-------- Supplied information --------
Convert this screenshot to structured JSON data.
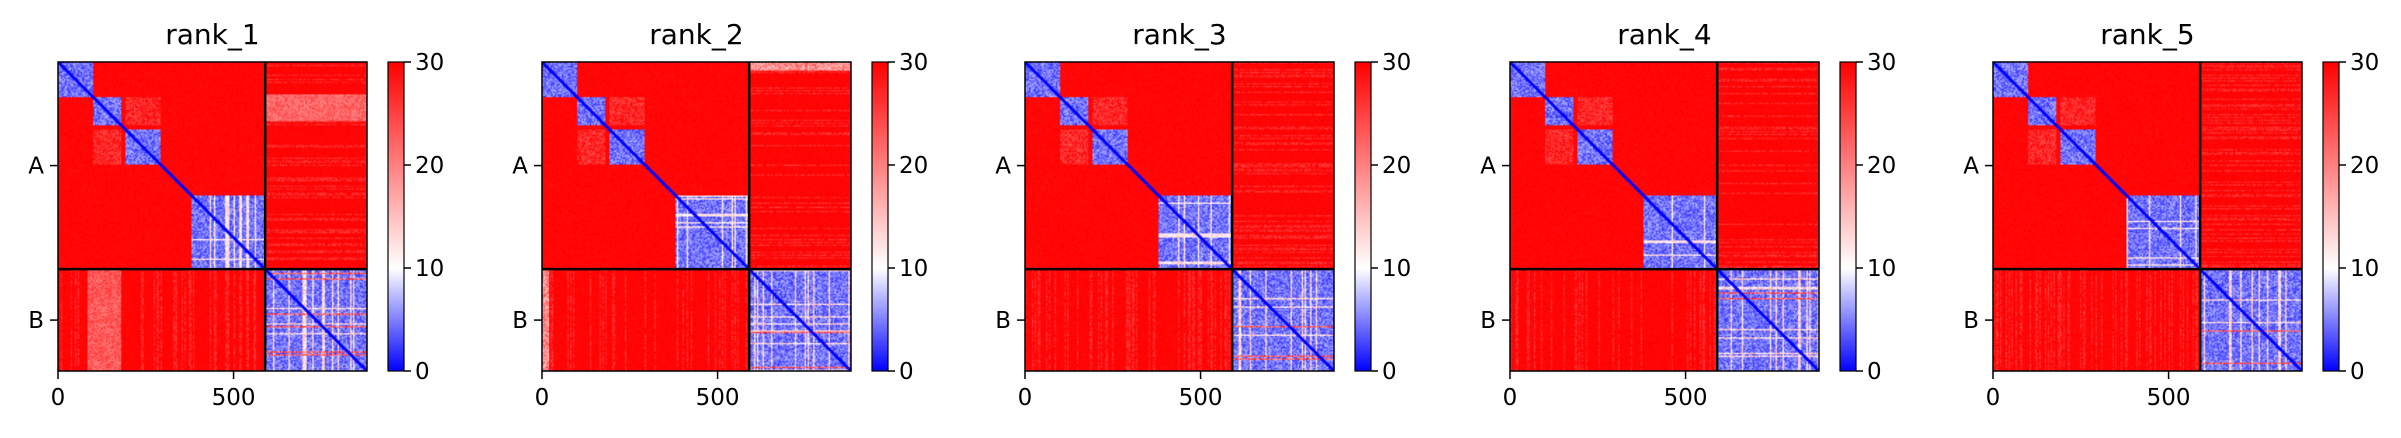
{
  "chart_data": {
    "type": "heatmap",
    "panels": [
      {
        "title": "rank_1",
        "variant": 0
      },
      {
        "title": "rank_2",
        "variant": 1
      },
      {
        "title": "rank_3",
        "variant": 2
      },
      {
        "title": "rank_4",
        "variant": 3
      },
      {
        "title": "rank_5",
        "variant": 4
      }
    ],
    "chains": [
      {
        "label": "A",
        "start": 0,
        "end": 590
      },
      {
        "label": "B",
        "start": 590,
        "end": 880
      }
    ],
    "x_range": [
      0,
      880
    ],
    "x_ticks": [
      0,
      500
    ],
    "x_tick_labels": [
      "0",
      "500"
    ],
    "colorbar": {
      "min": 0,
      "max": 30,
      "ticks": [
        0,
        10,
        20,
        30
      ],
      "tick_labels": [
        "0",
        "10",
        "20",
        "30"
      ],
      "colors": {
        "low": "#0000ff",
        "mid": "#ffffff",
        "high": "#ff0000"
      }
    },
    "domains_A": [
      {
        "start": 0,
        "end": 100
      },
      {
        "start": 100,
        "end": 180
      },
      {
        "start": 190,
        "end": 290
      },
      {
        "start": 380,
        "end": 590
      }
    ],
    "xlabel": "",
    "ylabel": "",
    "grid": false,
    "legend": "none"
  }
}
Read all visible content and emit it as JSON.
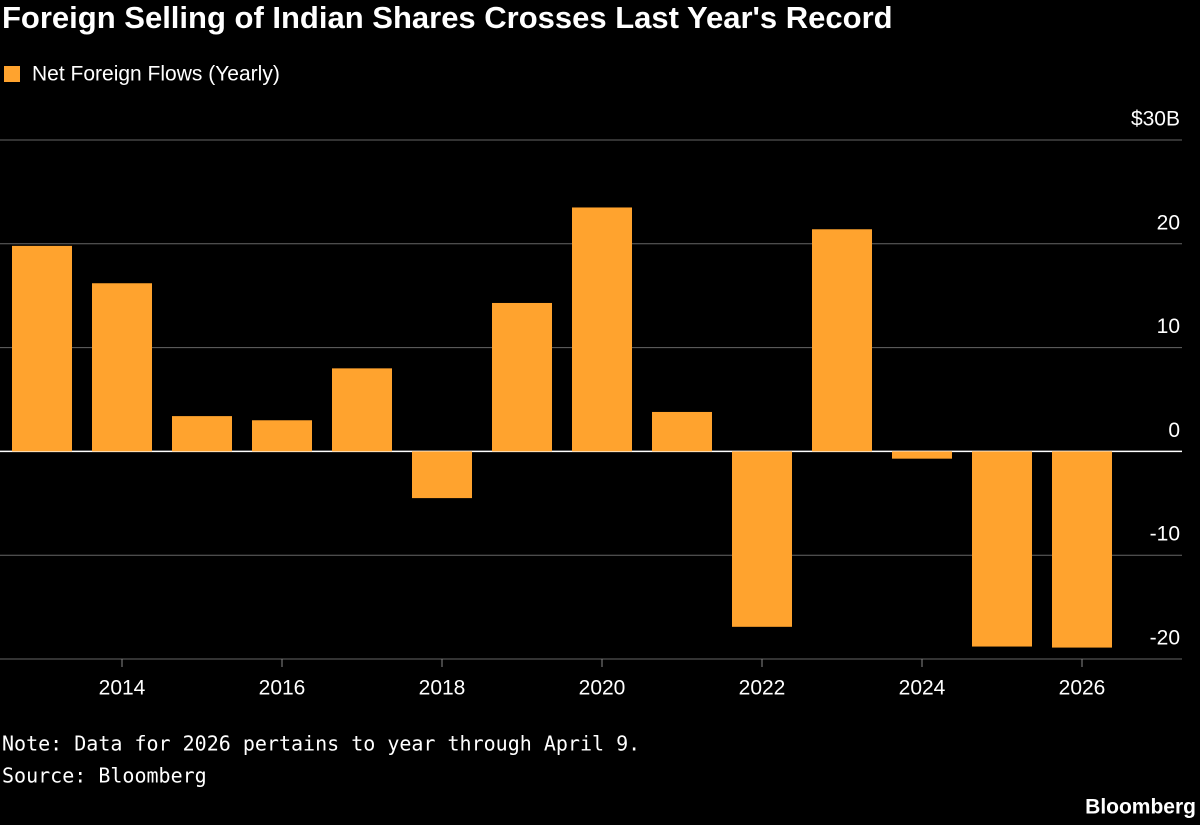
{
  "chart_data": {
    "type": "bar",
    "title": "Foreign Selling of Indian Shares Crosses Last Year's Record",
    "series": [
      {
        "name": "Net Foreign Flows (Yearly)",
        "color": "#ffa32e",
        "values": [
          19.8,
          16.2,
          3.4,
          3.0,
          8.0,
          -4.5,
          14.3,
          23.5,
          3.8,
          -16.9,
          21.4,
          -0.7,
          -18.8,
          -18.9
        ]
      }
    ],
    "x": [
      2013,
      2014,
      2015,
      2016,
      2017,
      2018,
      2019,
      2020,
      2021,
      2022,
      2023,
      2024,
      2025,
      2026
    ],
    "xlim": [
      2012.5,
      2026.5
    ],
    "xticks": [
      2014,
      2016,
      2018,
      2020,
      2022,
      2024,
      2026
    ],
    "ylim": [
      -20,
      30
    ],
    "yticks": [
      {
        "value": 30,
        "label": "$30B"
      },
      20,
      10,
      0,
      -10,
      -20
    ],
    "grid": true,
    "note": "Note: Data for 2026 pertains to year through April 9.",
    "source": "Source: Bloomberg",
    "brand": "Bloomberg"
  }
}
--------
**Goal of the exercise**: Show every line that contains the word "title".

**Answer to the problem**:
        "title": "rank_1",
        "title": "rank_2",
        "title": "rank_3",
        "title": "rank_4",
        "title": "rank_5",
    "title": "Foreign Selling of Indian Shares Crosses Last Year's Record",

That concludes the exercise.